=== Dataset rows ===

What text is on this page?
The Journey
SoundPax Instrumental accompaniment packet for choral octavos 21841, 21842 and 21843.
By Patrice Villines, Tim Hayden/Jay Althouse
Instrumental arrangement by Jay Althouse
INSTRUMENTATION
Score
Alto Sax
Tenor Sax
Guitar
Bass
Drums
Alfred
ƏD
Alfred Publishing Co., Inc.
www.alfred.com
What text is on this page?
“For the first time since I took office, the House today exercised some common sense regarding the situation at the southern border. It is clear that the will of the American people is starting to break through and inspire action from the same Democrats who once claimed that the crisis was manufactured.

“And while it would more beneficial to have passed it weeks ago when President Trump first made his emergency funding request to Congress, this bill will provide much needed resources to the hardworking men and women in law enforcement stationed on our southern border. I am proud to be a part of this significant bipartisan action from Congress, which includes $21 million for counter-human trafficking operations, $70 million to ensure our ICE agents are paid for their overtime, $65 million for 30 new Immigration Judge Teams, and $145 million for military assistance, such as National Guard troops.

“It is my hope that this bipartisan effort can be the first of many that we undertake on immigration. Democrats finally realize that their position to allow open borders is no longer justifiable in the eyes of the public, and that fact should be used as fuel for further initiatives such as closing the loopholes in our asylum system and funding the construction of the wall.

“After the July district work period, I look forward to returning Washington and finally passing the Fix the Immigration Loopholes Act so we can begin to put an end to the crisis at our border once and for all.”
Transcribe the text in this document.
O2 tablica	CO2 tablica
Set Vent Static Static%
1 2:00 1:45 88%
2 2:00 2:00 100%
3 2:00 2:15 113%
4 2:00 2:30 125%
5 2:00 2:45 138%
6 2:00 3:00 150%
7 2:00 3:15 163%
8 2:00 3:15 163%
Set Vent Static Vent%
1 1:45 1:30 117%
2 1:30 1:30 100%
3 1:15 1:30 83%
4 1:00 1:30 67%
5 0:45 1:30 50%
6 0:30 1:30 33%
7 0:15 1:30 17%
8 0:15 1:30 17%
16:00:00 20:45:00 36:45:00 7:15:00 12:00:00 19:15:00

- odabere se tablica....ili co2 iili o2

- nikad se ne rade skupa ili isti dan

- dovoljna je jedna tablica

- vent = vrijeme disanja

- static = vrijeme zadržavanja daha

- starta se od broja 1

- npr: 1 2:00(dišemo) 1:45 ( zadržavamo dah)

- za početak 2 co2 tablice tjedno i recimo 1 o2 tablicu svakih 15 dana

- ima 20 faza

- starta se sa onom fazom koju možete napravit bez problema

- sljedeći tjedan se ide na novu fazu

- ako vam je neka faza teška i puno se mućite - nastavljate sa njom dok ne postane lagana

===

Short task –
Extract each entry in full, exactly as given.

Solution for this exercise –
What text is on this page?
The Journey
SoundPax Instrumental accompaniment packet for choral octavos 21841, 21842 and 21843.
By Patrice Villines, Tim Hayden/Jay Althouse
Instrumental arrangement by Jay Althouse
INSTRUMENTATION
Score
Alto Sax
Tenor Sax
Guitar
Bass
Drums
Alfred
ƏD
Alfred Publishing Co., Inc.
www.alfred.com
What text is on this page?
“For the first time since I took office, the House today exercised some common sense regarding the situation at the southern border. It is clear that the will of the American people is starting to break through and inspire action from the same Democrats who once claimed that the crisis was manufactured.

“And while it would more beneficial to have passed it weeks ago when President Trump first made his emergency funding request to Congress, this bill will provide much needed resources to the hardworking men and women in law enforcement stationed on our southern border. I am proud to be a part of this significant bipartisan action from Congress, which includes $21 million for counter-human trafficking operations, $70 million to ensure our ICE agents are paid for their overtime, $65 million for 30 new Immigration Judge Teams, and $145 million for military assistance, such as National Guard troops.

“It is my hope that this bipartisan effort can be the first of many that we undertake on immigration. Democrats finally realize that their position to allow open borders is no longer justifiable in the eyes of the public, and that fact should be used as fuel for further initiatives such as closing the loopholes in our asylum system and funding the construction of the wall.

“After the July district work period, I look forward to returning Washington and finally passing the Fix the Immigration Loopholes Act so we can begin to put an end to the crisis at our border once and for all.”
Transcribe the text in this document.
O2 tablica	CO2 tablica
Set Vent Static Static%
1 2:00 1:45 88%
2 2:00 2:00 100%
3 2:00 2:15 113%
4 2:00 2:30 125%
5 2:00 2:45 138%
6 2:00 3:00 150%
7 2:00 3:15 163%
8 2:00 3:15 163%
Set Vent Static Vent%
1 1:45 1:30 117%
2 1:30 1:30 100%
3 1:15 1:30 83%
4 1:00 1:30 67%
5 0:45 1:30 50%
6 0:30 1:30 33%
7 0:15 1:30 17%
8 0:15 1:30 17%
16:00:00 20:45:00 36:45:00 7:15:00 12:00:00 19:15:00

- odabere se tablica....ili co2 iili o2

- nikad se ne rade skupa ili isti dan

- dovoljna je jedna tablica

- vent = vrijeme disanja

- static = vrijeme zadržavanja daha

- starta se od broja 1

- npr: 1 2:00(dišemo) 1:45 ( zadržavamo dah)

- za početak 2 co2 tablice tjedno i recimo 1 o2 tablicu svakih 15 dana

- ima 20 faza

- starta se sa onom fazom koju možete napravit bez problema

- sljedeći tjedan se ide na novu fazu

- ako vam je neka faza teška i puno se mućite - nastavljate sa njom dok ne postane lagana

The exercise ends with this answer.